-- Start of Data excerpts --

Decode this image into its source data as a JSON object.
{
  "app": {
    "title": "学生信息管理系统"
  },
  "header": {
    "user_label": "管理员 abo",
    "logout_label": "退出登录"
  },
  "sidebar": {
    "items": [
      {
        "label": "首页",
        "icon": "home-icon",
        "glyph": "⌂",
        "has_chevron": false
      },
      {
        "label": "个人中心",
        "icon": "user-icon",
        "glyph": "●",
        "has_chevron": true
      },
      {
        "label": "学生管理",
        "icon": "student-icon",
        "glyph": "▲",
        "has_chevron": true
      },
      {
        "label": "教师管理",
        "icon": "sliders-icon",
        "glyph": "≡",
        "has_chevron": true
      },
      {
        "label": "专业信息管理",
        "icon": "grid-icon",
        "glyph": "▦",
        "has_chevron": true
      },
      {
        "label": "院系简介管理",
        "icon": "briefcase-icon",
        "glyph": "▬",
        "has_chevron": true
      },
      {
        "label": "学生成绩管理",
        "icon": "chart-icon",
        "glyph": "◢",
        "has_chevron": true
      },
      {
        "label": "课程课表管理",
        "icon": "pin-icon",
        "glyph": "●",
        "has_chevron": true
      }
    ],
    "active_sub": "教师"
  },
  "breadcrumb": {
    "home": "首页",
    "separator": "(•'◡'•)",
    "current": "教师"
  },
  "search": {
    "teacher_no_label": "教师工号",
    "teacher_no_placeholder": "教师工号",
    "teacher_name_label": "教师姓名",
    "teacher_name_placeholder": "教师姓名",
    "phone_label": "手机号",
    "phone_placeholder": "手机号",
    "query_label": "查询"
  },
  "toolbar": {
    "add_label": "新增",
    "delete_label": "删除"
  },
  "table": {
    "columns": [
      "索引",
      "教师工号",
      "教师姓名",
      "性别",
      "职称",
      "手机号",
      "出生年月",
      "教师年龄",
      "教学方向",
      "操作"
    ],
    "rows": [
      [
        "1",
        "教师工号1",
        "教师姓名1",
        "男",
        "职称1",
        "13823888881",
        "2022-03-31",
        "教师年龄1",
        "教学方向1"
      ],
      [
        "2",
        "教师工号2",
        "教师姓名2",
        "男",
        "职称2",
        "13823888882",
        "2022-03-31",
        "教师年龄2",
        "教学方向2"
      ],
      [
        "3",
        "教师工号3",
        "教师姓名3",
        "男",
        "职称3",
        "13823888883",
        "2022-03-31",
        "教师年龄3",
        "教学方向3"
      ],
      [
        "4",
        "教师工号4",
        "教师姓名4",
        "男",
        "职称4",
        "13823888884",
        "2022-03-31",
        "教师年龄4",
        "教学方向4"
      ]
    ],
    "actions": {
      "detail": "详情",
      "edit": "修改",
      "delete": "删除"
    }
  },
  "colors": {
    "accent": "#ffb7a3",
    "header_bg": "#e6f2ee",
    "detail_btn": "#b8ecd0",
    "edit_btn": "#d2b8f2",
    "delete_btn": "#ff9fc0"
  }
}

-- End of Data excerpts --
-- Start of Data excerpts --

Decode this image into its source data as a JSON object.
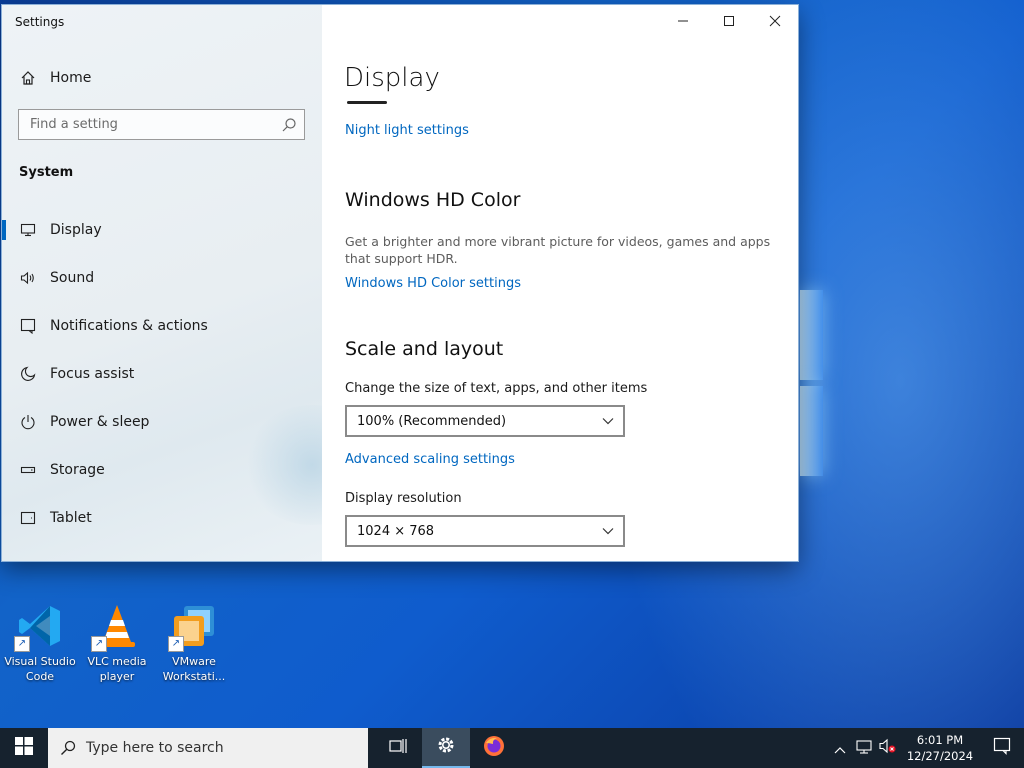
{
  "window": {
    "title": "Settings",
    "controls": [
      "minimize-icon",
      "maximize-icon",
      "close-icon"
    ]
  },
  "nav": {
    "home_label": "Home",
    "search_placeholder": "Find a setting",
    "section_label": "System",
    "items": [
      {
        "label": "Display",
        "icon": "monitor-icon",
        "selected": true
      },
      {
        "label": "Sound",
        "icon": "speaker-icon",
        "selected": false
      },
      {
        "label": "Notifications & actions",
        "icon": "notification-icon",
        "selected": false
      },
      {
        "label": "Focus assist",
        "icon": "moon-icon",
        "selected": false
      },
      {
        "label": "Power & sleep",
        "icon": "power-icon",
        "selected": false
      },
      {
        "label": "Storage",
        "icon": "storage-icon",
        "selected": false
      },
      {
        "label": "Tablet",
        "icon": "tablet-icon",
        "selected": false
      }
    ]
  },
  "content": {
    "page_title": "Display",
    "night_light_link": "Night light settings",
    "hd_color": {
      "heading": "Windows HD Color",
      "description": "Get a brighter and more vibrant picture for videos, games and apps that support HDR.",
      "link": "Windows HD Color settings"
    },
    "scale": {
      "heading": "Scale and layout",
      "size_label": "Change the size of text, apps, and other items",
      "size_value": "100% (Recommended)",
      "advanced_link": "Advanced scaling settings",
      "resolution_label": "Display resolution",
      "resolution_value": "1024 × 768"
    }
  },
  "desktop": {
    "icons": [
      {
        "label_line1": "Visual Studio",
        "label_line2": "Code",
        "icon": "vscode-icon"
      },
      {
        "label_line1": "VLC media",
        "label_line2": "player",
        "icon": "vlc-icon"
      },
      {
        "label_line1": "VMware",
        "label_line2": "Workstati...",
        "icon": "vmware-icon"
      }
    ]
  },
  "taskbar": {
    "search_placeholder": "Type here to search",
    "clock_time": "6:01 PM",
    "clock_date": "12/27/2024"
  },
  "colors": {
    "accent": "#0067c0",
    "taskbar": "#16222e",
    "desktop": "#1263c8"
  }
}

-- End of Data excerpts --

Problem description
Look through the data above. Each line containing the word "apps" needs to be copied.

Task result
      "description": "Get a brighter and more vibrant picture for videos, games and apps that support HDR.",
      "size_label": "Change the size of text, apps, and other items",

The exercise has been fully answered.